====== Working data ======

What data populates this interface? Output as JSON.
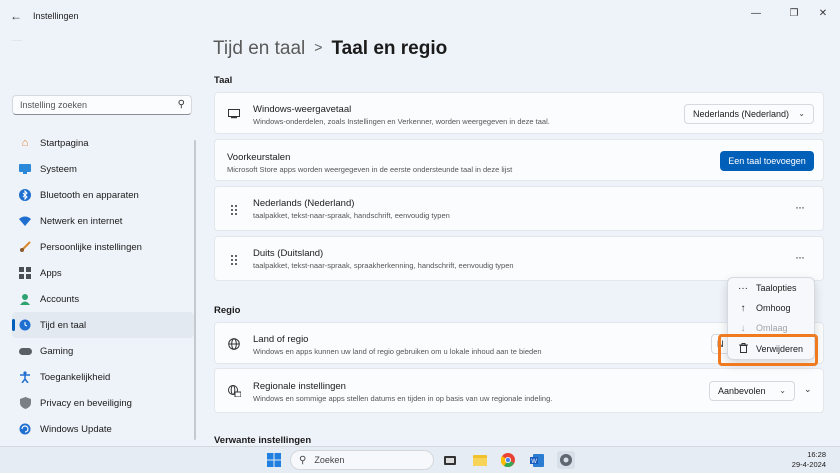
{
  "window": {
    "title": "Instellingen",
    "back_icon": "arrow-left-icon"
  },
  "search": {
    "placeholder": "Instelling zoeken"
  },
  "sidebar": {
    "items": [
      {
        "label": "Startpagina",
        "icon": "home-icon",
        "color": "#e8812e"
      },
      {
        "label": "Systeem",
        "icon": "system-icon",
        "color": "#2b88d8"
      },
      {
        "label": "Bluetooth en apparaten",
        "icon": "bluetooth-icon",
        "color": "#1f6fd1"
      },
      {
        "label": "Netwerk en internet",
        "icon": "wifi-icon",
        "color": "#1f6fd1"
      },
      {
        "label": "Persoonlijke instellingen",
        "icon": "brush-icon",
        "color": "#d8862b"
      },
      {
        "label": "Apps",
        "icon": "apps-icon",
        "color": "#4a4f56"
      },
      {
        "label": "Accounts",
        "icon": "person-icon",
        "color": "#2ea36f"
      },
      {
        "label": "Tijd en taal",
        "icon": "globe-clock-icon",
        "color": "#1f6fd1",
        "active": true
      },
      {
        "label": "Gaming",
        "icon": "gamepad-icon",
        "color": "#5a5f66"
      },
      {
        "label": "Toegankelijkheid",
        "icon": "accessibility-icon",
        "color": "#1f6fd1"
      },
      {
        "label": "Privacy en beveiliging",
        "icon": "shield-icon",
        "color": "#7a7f86"
      },
      {
        "label": "Windows Update",
        "icon": "update-icon",
        "color": "#1f6fd1"
      }
    ]
  },
  "breadcrumb": {
    "parent": "Tijd en taal",
    "separator": ">",
    "current": "Taal en regio"
  },
  "sections": {
    "taal": "Taal",
    "regio": "Regio",
    "verwante": "Verwante instellingen"
  },
  "display_language": {
    "title": "Windows-weergavetaal",
    "subtitle": "Windows-onderdelen, zoals Instellingen en Verkenner, worden weergegeven in deze taal.",
    "value": "Nederlands (Nederland)"
  },
  "preferred": {
    "title": "Voorkeurstalen",
    "subtitle": "Microsoft Store apps worden weergegeven in de eerste ondersteunde taal in deze lijst",
    "button": "Een taal toevoegen"
  },
  "languages": [
    {
      "title": "Nederlands (Nederland)",
      "subtitle": "taalpakket, tekst-naar-spraak, handschrift, eenvoudig typen"
    },
    {
      "title": "Duits (Duitsland)",
      "subtitle": "taalpakket, tekst-naar-spraak, spraakherkenning, handschrift, eenvoudig typen"
    }
  ],
  "region": {
    "title": "Land of regio",
    "subtitle": "Windows en apps kunnen uw land of regio gebruiken om u lokale inhoud aan te bieden",
    "value_partial": "N"
  },
  "regional_format": {
    "title": "Regionale instellingen",
    "subtitle": "Windows en sommige apps stellen datums en tijden in op basis van uw regionale indeling.",
    "value": "Aanbevolen"
  },
  "context_menu": {
    "items": [
      {
        "label": "Taalopties",
        "icon": "more-icon"
      },
      {
        "label": "Omhoog",
        "icon": "arrow-up-icon"
      },
      {
        "label": "Omlaag",
        "icon": "arrow-down-icon",
        "disabled": true
      },
      {
        "label": "Verwijderen",
        "icon": "trash-icon"
      }
    ],
    "highlight_color": "#ef7a1f"
  },
  "taskbar": {
    "search": "Zoeken",
    "time": "16:28",
    "date": "29-4-2024"
  },
  "colors": {
    "accent": "#005fb8",
    "background": "#eef3f9"
  }
}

======

The exercise – Take the entries shown above and quote them verbatim, passing over the pictures.

Task output –
What data populates this interface? Output as JSON.
{
  "window": {
    "title": "Instellingen",
    "back_icon": "arrow-left-icon"
  },
  "search": {
    "placeholder": "Instelling zoeken"
  },
  "sidebar": {
    "items": [
      {
        "label": "Startpagina",
        "icon": "home-icon",
        "color": "#e8812e"
      },
      {
        "label": "Systeem",
        "icon": "system-icon",
        "color": "#2b88d8"
      },
      {
        "label": "Bluetooth en apparaten",
        "icon": "bluetooth-icon",
        "color": "#1f6fd1"
      },
      {
        "label": "Netwerk en internet",
        "icon": "wifi-icon",
        "color": "#1f6fd1"
      },
      {
        "label": "Persoonlijke instellingen",
        "icon": "brush-icon",
        "color": "#d8862b"
      },
      {
        "label": "Apps",
        "icon": "apps-icon",
        "color": "#4a4f56"
      },
      {
        "label": "Accounts",
        "icon": "person-icon",
        "color": "#2ea36f"
      },
      {
        "label": "Tijd en taal",
        "icon": "globe-clock-icon",
        "color": "#1f6fd1",
        "active": true
      },
      {
        "label": "Gaming",
        "icon": "gamepad-icon",
        "color": "#5a5f66"
      },
      {
        "label": "Toegankelijkheid",
        "icon": "accessibility-icon",
        "color": "#1f6fd1"
      },
      {
        "label": "Privacy en beveiliging",
        "icon": "shield-icon",
        "color": "#7a7f86"
      },
      {
        "label": "Windows Update",
        "icon": "update-icon",
        "color": "#1f6fd1"
      }
    ]
  },
  "breadcrumb": {
    "parent": "Tijd en taal",
    "separator": ">",
    "current": "Taal en regio"
  },
  "sections": {
    "taal": "Taal",
    "regio": "Regio",
    "verwante": "Verwante instellingen"
  },
  "display_language": {
    "title": "Windows-weergavetaal",
    "subtitle": "Windows-onderdelen, zoals Instellingen en Verkenner, worden weergegeven in deze taal.",
    "value": "Nederlands (Nederland)"
  },
  "preferred": {
    "title": "Voorkeurstalen",
    "subtitle": "Microsoft Store apps worden weergegeven in de eerste ondersteunde taal in deze lijst",
    "button": "Een taal toevoegen"
  },
  "languages": [
    {
      "title": "Nederlands (Nederland)",
      "subtitle": "taalpakket, tekst-naar-spraak, handschrift, eenvoudig typen"
    },
    {
      "title": "Duits (Duitsland)",
      "subtitle": "taalpakket, tekst-naar-spraak, spraakherkenning, handschrift, eenvoudig typen"
    }
  ],
  "region": {
    "title": "Land of regio",
    "subtitle": "Windows en apps kunnen uw land of regio gebruiken om u lokale inhoud aan te bieden",
    "value_partial": "N"
  },
  "regional_format": {
    "title": "Regionale instellingen",
    "subtitle": "Windows en sommige apps stellen datums en tijden in op basis van uw regionale indeling.",
    "value": "Aanbevolen"
  },
  "context_menu": {
    "items": [
      {
        "label": "Taalopties",
        "icon": "more-icon"
      },
      {
        "label": "Omhoog",
        "icon": "arrow-up-icon"
      },
      {
        "label": "Omlaag",
        "icon": "arrow-down-icon",
        "disabled": true
      },
      {
        "label": "Verwijderen",
        "icon": "trash-icon"
      }
    ],
    "highlight_color": "#ef7a1f"
  },
  "taskbar": {
    "search": "Zoeken",
    "time": "16:28",
    "date": "29-4-2024"
  },
  "colors": {
    "accent": "#005fb8",
    "background": "#eef3f9"
  }
}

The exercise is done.